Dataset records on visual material
* start *

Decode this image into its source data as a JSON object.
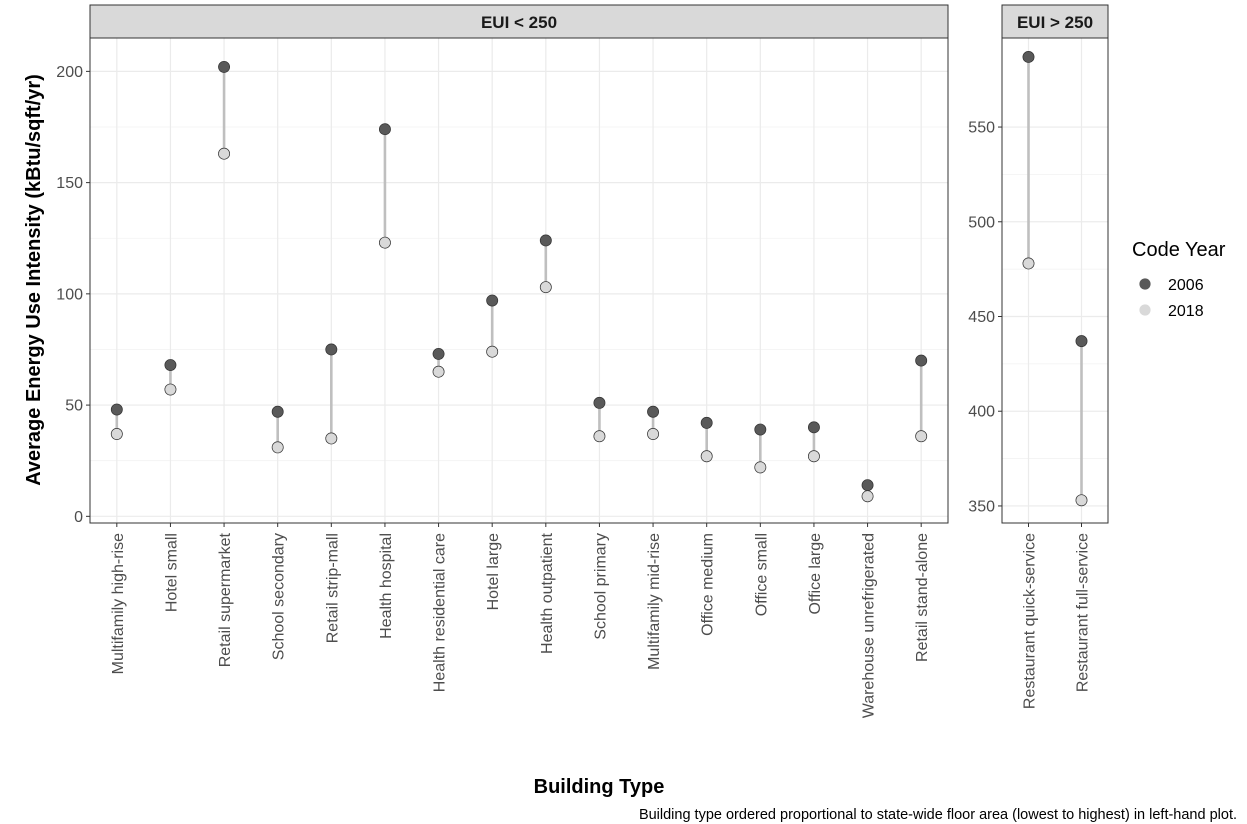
{
  "chart_data": {
    "type": "scatter",
    "subtype": "dumbbell",
    "panels": [
      {
        "strip_label": "EUI < 250",
        "categories": [
          "Multifamily high-rise",
          "Hotel small",
          "Retail supermarket",
          "School secondary",
          "Retail strip-mall",
          "Health hospital",
          "Health residential care",
          "Hotel large",
          "Health outpatient",
          "School primary",
          "Multifamily mid-rise",
          "Office medium",
          "Office small",
          "Office large",
          "Warehouse unrefrigerated",
          "Retail stand-alone"
        ],
        "series": [
          {
            "name": "2006",
            "color": "#595959",
            "values": [
              48,
              68,
              202,
              47,
              75,
              174,
              73,
              97,
              124,
              51,
              47,
              42,
              39,
              40,
              14,
              70
            ]
          },
          {
            "name": "2018",
            "color": "#d9d9d9",
            "values": [
              37,
              57,
              163,
              31,
              35,
              123,
              65,
              74,
              103,
              36,
              37,
              27,
              22,
              27,
              9,
              36
            ]
          }
        ],
        "yticks": [
          0,
          50,
          100,
          150,
          200
        ],
        "ylim": [
          -3,
          215
        ]
      },
      {
        "strip_label": "EUI > 250",
        "categories": [
          "Restaurant quick-service",
          "Restaurant full-service"
        ],
        "series": [
          {
            "name": "2006",
            "color": "#595959",
            "values": [
              587,
              437
            ]
          },
          {
            "name": "2018",
            "color": "#d9d9d9",
            "values": [
              478,
              353
            ]
          }
        ],
        "yticks": [
          350,
          400,
          450,
          500,
          550
        ],
        "ylim": [
          341,
          597
        ]
      }
    ],
    "ylabel": "Average Energy Use Intensity (kBtu/sqft/yr)",
    "xlabel": "Building Type",
    "caption": "Building type ordered proportional to state-wide floor area (lowest to highest) in left-hand plot.",
    "legend": {
      "title": "Code Year",
      "position": "right",
      "items": [
        {
          "label": "2006",
          "color": "#595959"
        },
        {
          "label": "2018",
          "color": "#d9d9d9"
        }
      ]
    },
    "segment_color": "#bfbfbf",
    "grid": true,
    "theme": "bw"
  }
}
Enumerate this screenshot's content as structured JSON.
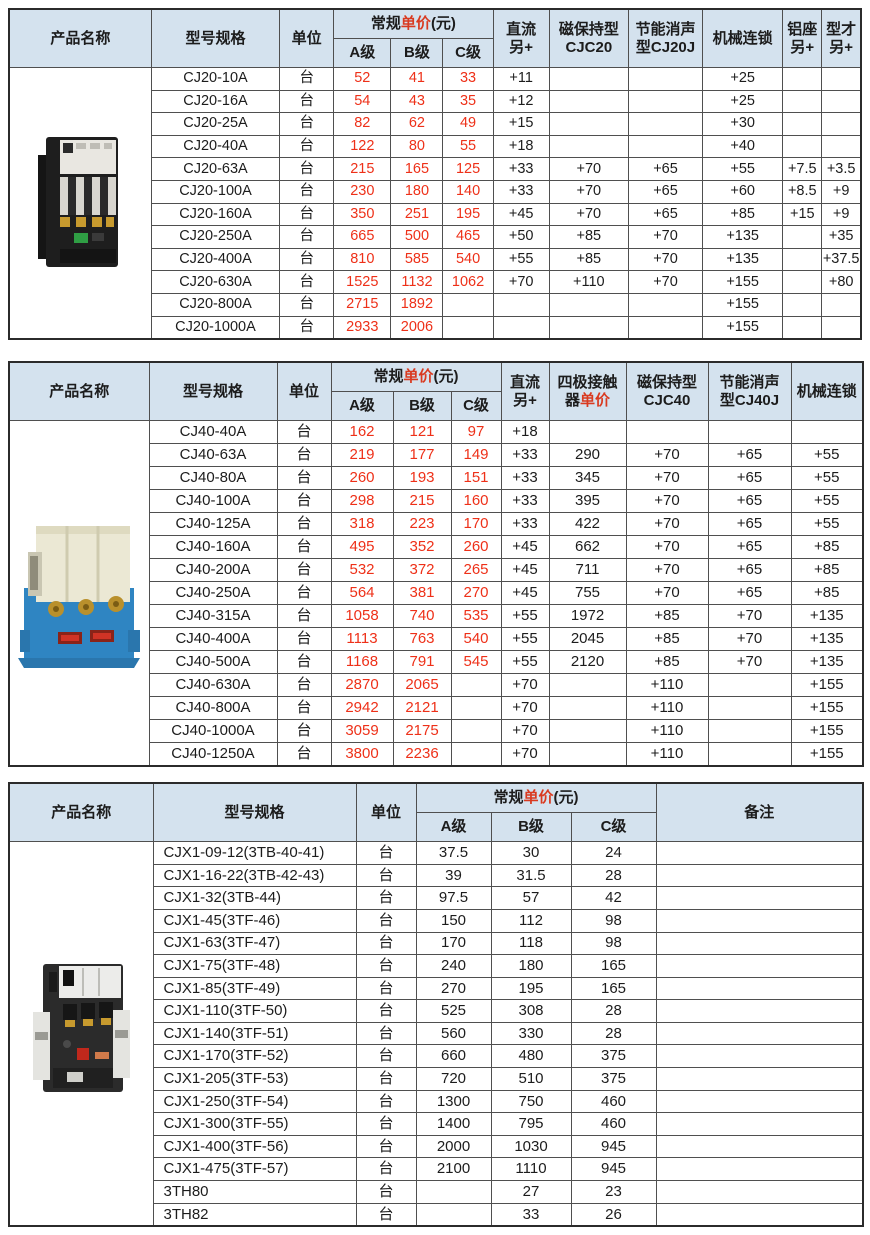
{
  "colors": {
    "header_bg": "#d4e2ee",
    "price_red": "#ee3018",
    "header_red": "#d93a20",
    "text": "#1c1c1c",
    "border": "#4f4f4f",
    "photo1_body": "#1c1c1c",
    "photo2_top": "#ebe8d4",
    "photo2_base": "#2f85c2",
    "photo3_body": "#2b2b2b"
  },
  "tables": [
    {
      "name": "CJ20 series price table",
      "product_image": "cj20-contactor-photo",
      "price_red": true,
      "header": {
        "product": "产品名称",
        "model": "型号规格",
        "unit": "单位",
        "price_pre": "常规",
        "price_red": "单价",
        "price_suf": "(元)",
        "grades": [
          "A级",
          "B级",
          "C级"
        ],
        "extras": [
          "直流\n另+",
          "磁保持型\nCJC20",
          "节能消声\n型CJ20J",
          "机械连锁",
          "铝座\n另+",
          "型才\n另+"
        ]
      },
      "rows": [
        {
          "model": "CJ20-10A",
          "unit": "台",
          "prices": [
            "52",
            "41",
            "33"
          ],
          "extras": [
            "+11",
            "",
            "",
            "+25",
            "",
            ""
          ]
        },
        {
          "model": "CJ20-16A",
          "unit": "台",
          "prices": [
            "54",
            "43",
            "35"
          ],
          "extras": [
            "+12",
            "",
            "",
            "+25",
            "",
            ""
          ]
        },
        {
          "model": "CJ20-25A",
          "unit": "台",
          "prices": [
            "82",
            "62",
            "49"
          ],
          "extras": [
            "+15",
            "",
            "",
            "+30",
            "",
            ""
          ]
        },
        {
          "model": "CJ20-40A",
          "unit": "台",
          "prices": [
            "122",
            "80",
            "55"
          ],
          "extras": [
            "+18",
            "",
            "",
            "+40",
            "",
            ""
          ]
        },
        {
          "model": "CJ20-63A",
          "unit": "台",
          "prices": [
            "215",
            "165",
            "125"
          ],
          "extras": [
            "+33",
            "+70",
            "+65",
            "+55",
            "+7.5",
            "+3.5"
          ]
        },
        {
          "model": "CJ20-100A",
          "unit": "台",
          "prices": [
            "230",
            "180",
            "140"
          ],
          "extras": [
            "+33",
            "+70",
            "+65",
            "+60",
            "+8.5",
            "+9"
          ]
        },
        {
          "model": "CJ20-160A",
          "unit": "台",
          "prices": [
            "350",
            "251",
            "195"
          ],
          "extras": [
            "+45",
            "+70",
            "+65",
            "+85",
            "+15",
            "+9"
          ]
        },
        {
          "model": "CJ20-250A",
          "unit": "台",
          "prices": [
            "665",
            "500",
            "465"
          ],
          "extras": [
            "+50",
            "+85",
            "+70",
            "+135",
            "",
            "+35"
          ]
        },
        {
          "model": "CJ20-400A",
          "unit": "台",
          "prices": [
            "810",
            "585",
            "540"
          ],
          "extras": [
            "+55",
            "+85",
            "+70",
            "+135",
            "",
            "+37.5"
          ]
        },
        {
          "model": "CJ20-630A",
          "unit": "台",
          "prices": [
            "1525",
            "1132",
            "1062"
          ],
          "extras": [
            "+70",
            "+110",
            "+70",
            "+155",
            "",
            "+80"
          ]
        },
        {
          "model": "CJ20-800A",
          "unit": "台",
          "prices": [
            "2715",
            "1892",
            ""
          ],
          "extras": [
            "",
            "",
            "",
            "+155",
            "",
            ""
          ]
        },
        {
          "model": "CJ20-1000A",
          "unit": "台",
          "prices": [
            "2933",
            "2006",
            ""
          ],
          "extras": [
            "",
            "",
            "",
            "+155",
            "",
            ""
          ]
        }
      ]
    },
    {
      "name": "CJ40 series price table",
      "product_image": "cj40-contactor-photo",
      "price_red": true,
      "header": {
        "product": "产品名称",
        "model": "型号规格",
        "unit": "单位",
        "price_pre": "常规",
        "price_red": "单价",
        "price_suf": "(元)",
        "grades": [
          "A级",
          "B级",
          "C级"
        ],
        "fourpole_pre": "四极接触\n器",
        "fourpole_red": "单价",
        "extras": [
          "直流\n另+",
          "磁保持型\nCJC40",
          "节能消声\n型CJ40J",
          "机械连锁"
        ]
      },
      "rows": [
        {
          "model": "CJ40-40A",
          "unit": "台",
          "prices": [
            "162",
            "121",
            "97"
          ],
          "extras": [
            "+18",
            "",
            "",
            "",
            ""
          ]
        },
        {
          "model": "CJ40-63A",
          "unit": "台",
          "prices": [
            "219",
            "177",
            "149"
          ],
          "extras": [
            "+33",
            "290",
            "+70",
            "+65",
            "+55"
          ]
        },
        {
          "model": "CJ40-80A",
          "unit": "台",
          "prices": [
            "260",
            "193",
            "151"
          ],
          "extras": [
            "+33",
            "345",
            "+70",
            "+65",
            "+55"
          ]
        },
        {
          "model": "CJ40-100A",
          "unit": "台",
          "prices": [
            "298",
            "215",
            "160"
          ],
          "extras": [
            "+33",
            "395",
            "+70",
            "+65",
            "+55"
          ]
        },
        {
          "model": "CJ40-125A",
          "unit": "台",
          "prices": [
            "318",
            "223",
            "170"
          ],
          "extras": [
            "+33",
            "422",
            "+70",
            "+65",
            "+55"
          ]
        },
        {
          "model": "CJ40-160A",
          "unit": "台",
          "prices": [
            "495",
            "352",
            "260"
          ],
          "extras": [
            "+45",
            "662",
            "+70",
            "+65",
            "+85"
          ]
        },
        {
          "model": "CJ40-200A",
          "unit": "台",
          "prices": [
            "532",
            "372",
            "265"
          ],
          "extras": [
            "+45",
            "711",
            "+70",
            "+65",
            "+85"
          ]
        },
        {
          "model": "CJ40-250A",
          "unit": "台",
          "prices": [
            "564",
            "381",
            "270"
          ],
          "extras": [
            "+45",
            "755",
            "+70",
            "+65",
            "+85"
          ]
        },
        {
          "model": "CJ40-315A",
          "unit": "台",
          "prices": [
            "1058",
            "740",
            "535"
          ],
          "extras": [
            "+55",
            "1972",
            "+85",
            "+70",
            "+135"
          ]
        },
        {
          "model": "CJ40-400A",
          "unit": "台",
          "prices": [
            "1113",
            "763",
            "540"
          ],
          "extras": [
            "+55",
            "2045",
            "+85",
            "+70",
            "+135"
          ]
        },
        {
          "model": "CJ40-500A",
          "unit": "台",
          "prices": [
            "1168",
            "791",
            "545"
          ],
          "extras": [
            "+55",
            "2120",
            "+85",
            "+70",
            "+135"
          ]
        },
        {
          "model": "CJ40-630A",
          "unit": "台",
          "prices": [
            "2870",
            "2065",
            ""
          ],
          "extras": [
            "+70",
            "",
            "+110",
            "",
            "+155"
          ]
        },
        {
          "model": "CJ40-800A",
          "unit": "台",
          "prices": [
            "2942",
            "2121",
            ""
          ],
          "extras": [
            "+70",
            "",
            "+110",
            "",
            "+155"
          ]
        },
        {
          "model": "CJ40-1000A",
          "unit": "台",
          "prices": [
            "3059",
            "2175",
            ""
          ],
          "extras": [
            "+70",
            "",
            "+110",
            "",
            "+155"
          ]
        },
        {
          "model": "CJ40-1250A",
          "unit": "台",
          "prices": [
            "3800",
            "2236",
            ""
          ],
          "extras": [
            "+70",
            "",
            "+110",
            "",
            "+155"
          ]
        }
      ]
    },
    {
      "name": "CJX1 series price table",
      "product_image": "cjx1-contactor-photo",
      "price_red": false,
      "header": {
        "product": "产品名称",
        "model": "型号规格",
        "unit": "单位",
        "price_pre": "常规",
        "price_red": "单价",
        "price_suf": "(元)",
        "grades": [
          "A级",
          "B级",
          "C级"
        ],
        "extras": [
          "备注"
        ]
      },
      "rows": [
        {
          "model": "CJX1-09-12(3TB-40-41)",
          "unit": "台",
          "prices": [
            "37.5",
            "30",
            "24"
          ],
          "extras": [
            ""
          ]
        },
        {
          "model": "CJX1-16-22(3TB-42-43)",
          "unit": "台",
          "prices": [
            "39",
            "31.5",
            "28"
          ],
          "extras": [
            ""
          ]
        },
        {
          "model": "CJX1-32(3TB-44)",
          "unit": "台",
          "prices": [
            "97.5",
            "57",
            "42"
          ],
          "extras": [
            ""
          ]
        },
        {
          "model": "CJX1-45(3TF-46)",
          "unit": "台",
          "prices": [
            "150",
            "112",
            "98"
          ],
          "extras": [
            ""
          ]
        },
        {
          "model": "CJX1-63(3TF-47)",
          "unit": "台",
          "prices": [
            "170",
            "118",
            "98"
          ],
          "extras": [
            ""
          ]
        },
        {
          "model": "CJX1-75(3TF-48)",
          "unit": "台",
          "prices": [
            "240",
            "180",
            "165"
          ],
          "extras": [
            ""
          ]
        },
        {
          "model": "CJX1-85(3TF-49)",
          "unit": "台",
          "prices": [
            "270",
            "195",
            "165"
          ],
          "extras": [
            ""
          ]
        },
        {
          "model": "CJX1-110(3TF-50)",
          "unit": "台",
          "prices": [
            "525",
            "308",
            "28"
          ],
          "extras": [
            ""
          ]
        },
        {
          "model": "CJX1-140(3TF-51)",
          "unit": "台",
          "prices": [
            "560",
            "330",
            "28"
          ],
          "extras": [
            ""
          ]
        },
        {
          "model": "CJX1-170(3TF-52)",
          "unit": "台",
          "prices": [
            "660",
            "480",
            "375"
          ],
          "extras": [
            ""
          ]
        },
        {
          "model": "CJX1-205(3TF-53)",
          "unit": "台",
          "prices": [
            "720",
            "510",
            "375"
          ],
          "extras": [
            ""
          ]
        },
        {
          "model": "CJX1-250(3TF-54)",
          "unit": "台",
          "prices": [
            "1300",
            "750",
            "460"
          ],
          "extras": [
            ""
          ]
        },
        {
          "model": "CJX1-300(3TF-55)",
          "unit": "台",
          "prices": [
            "1400",
            "795",
            "460"
          ],
          "extras": [
            ""
          ]
        },
        {
          "model": "CJX1-400(3TF-56)",
          "unit": "台",
          "prices": [
            "2000",
            "1030",
            "945"
          ],
          "extras": [
            ""
          ]
        },
        {
          "model": "CJX1-475(3TF-57)",
          "unit": "台",
          "prices": [
            "2100",
            "1110",
            "945"
          ],
          "extras": [
            ""
          ]
        },
        {
          "model": "3TH80",
          "unit": "台",
          "prices": [
            "",
            "27",
            "23"
          ],
          "extras": [
            ""
          ]
        },
        {
          "model": "3TH82",
          "unit": "台",
          "prices": [
            "",
            "33",
            "26"
          ],
          "extras": [
            ""
          ]
        }
      ]
    }
  ]
}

* end *

AIM OF THE TASK → Report how many lines of the listing hold the string "Health", giving only the number.

EXERCISE SOLUTION → 3